**AUFGABEN:**
(1) Beantworten Sie anhand des Ausgangstextes über die Schriftreform die folgenden Fragen.
(a) Auf welchem Werk sollte die neue, einheitliche Rechtschreibung beruhen?
(b) Womit sollten die alten Übersetzungen verglichen werden?
(c) Wem wollte der Patriarch mit seiner Reform ein repräsentatives und fehlerfreies Schrifttum entgegenstellen?
(2) Schreiben Sie den Ausgangstext über die Schriftreform im Anschluss an seinen letzten Satz weiter.

**** AUSGANGSTEXT

E. s bedeutendste Leistung besteht in seiner großen Schriftreform, die Graphik, Orthographie und die Sprache selbst erfaßte. Infolge der häufigen Abschreibungen waren die liturgischen Bücher bewußt oder unbewußt verfälscht worden. E. rang um eine neue, einheitliche Rechtschreibung auf der Basis des Werkes von Kyrill und Method. Die alten Übersetzungen sollten mit dem griechischen Original verglichen werden. Außerdem benötigte man neue Übersetzungen theologischer und anderer Werke. E.s Ideen waren im Geiste des Hesychasmus, aber auch des Frühhumanismus geboren. Hinzu kam, daß der Patriarch mit seiner Reform den auftretenden Sekten, die eine ernste Gefahr für die offizielle Kirche bedeuteten, ein repräsentatives und fehlerfreies Schrifttum entgegenstellen wollte.

********
**** GESPEICHERTE DATEN

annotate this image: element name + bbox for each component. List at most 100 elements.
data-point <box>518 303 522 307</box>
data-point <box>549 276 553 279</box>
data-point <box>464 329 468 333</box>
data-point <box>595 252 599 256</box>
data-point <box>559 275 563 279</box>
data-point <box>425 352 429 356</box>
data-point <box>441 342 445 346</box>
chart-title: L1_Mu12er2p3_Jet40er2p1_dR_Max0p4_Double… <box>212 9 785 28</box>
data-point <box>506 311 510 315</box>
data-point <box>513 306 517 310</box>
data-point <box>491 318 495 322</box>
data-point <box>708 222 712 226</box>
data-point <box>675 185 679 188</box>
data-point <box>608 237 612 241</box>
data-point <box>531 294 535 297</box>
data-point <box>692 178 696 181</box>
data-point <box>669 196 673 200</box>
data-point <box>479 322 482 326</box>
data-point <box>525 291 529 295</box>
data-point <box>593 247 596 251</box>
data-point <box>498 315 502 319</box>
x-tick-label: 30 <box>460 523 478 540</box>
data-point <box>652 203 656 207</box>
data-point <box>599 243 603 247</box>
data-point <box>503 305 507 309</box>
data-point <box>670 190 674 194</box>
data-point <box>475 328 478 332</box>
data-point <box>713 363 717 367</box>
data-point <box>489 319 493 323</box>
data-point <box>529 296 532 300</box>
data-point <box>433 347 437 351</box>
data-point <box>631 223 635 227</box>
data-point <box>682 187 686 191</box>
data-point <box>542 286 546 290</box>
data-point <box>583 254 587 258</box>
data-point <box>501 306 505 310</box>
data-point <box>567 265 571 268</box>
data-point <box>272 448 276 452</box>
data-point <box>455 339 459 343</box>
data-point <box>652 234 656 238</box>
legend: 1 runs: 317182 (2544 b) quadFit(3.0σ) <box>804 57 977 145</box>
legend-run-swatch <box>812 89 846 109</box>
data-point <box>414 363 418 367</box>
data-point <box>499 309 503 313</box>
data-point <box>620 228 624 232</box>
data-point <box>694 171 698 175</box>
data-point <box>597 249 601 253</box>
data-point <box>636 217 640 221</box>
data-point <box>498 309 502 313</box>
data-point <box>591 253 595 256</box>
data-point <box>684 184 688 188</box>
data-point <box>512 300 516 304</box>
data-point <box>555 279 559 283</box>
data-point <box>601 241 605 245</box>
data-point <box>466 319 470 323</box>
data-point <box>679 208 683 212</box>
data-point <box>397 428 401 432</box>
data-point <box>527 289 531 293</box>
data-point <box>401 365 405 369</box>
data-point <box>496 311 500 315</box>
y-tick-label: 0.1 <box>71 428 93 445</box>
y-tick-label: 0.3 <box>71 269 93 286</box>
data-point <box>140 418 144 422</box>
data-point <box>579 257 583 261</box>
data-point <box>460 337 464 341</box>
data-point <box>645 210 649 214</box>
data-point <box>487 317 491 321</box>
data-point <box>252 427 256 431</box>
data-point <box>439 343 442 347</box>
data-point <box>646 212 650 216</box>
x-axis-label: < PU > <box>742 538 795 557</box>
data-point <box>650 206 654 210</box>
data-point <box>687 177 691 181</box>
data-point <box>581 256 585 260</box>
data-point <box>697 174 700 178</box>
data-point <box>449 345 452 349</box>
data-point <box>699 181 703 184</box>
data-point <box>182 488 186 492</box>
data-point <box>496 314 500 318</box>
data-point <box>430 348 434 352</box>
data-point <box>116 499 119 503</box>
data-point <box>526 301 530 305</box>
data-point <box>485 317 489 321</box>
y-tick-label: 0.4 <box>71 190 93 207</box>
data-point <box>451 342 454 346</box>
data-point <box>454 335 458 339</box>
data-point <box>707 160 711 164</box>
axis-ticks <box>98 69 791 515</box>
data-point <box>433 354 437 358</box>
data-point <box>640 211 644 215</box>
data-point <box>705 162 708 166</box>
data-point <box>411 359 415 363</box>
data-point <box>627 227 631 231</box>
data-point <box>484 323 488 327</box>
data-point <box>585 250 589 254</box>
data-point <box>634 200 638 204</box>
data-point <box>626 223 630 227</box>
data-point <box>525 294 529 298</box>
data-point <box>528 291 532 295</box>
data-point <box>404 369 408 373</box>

********

**ERGEBNISSE JE AUFGABE:**
(1)
(a) Auf dem Werk von Kyrill und Method.
(b) Mit dem griechischen Original.
(c) Den auftretenden Sekten, die eine ernste Gefahr für die offizielle Kirche bedeuteten.

(2)
Die literarische Tätigkeit E.s hält sich mit den Viten, Lobreden, Sendschreiben und theologischen Traktaten im Rahmen der mittelalterlichen religiösen Dichtung. Die verfaßten Heiligenleben, die sich ihres strengen Aufbaus wegen eng an die byzantinische Vitenüberlieferung anlehnen, haben den größten Einfluß auf seine Schüler ausgeübt, die durch ihr Emigrantenschicksal auch nachhaltig die serbische, rumänische und russische Literatur beeinflußt haben. Der panegyrisch-pathetischen Einleitung über den Nutzen der Heiligenverehrung folgte stets die Narratio der Vita, die neben den überkommenen schematischen Zügen bereits eine Individualisierung durch Wiedergabe historischer Begebenheiten und seelischer Erlebnisse der Heiligen aufweist. Die Viten enden meist mit einer Lobrede und einem Bittgebet. Als Hesychast verlieh E. seinen Heiligen asketische und mystische Züge, was sich auf die ganze Schilderung auswirkte, in der das ständige Suchen nach emotionaler Ausdruckskraft und das Bestreben nach Identität des geschriebenen Wortes mit dem Ehrfurcht widerspiegelnden Wesen der Heiligen vorherrschen.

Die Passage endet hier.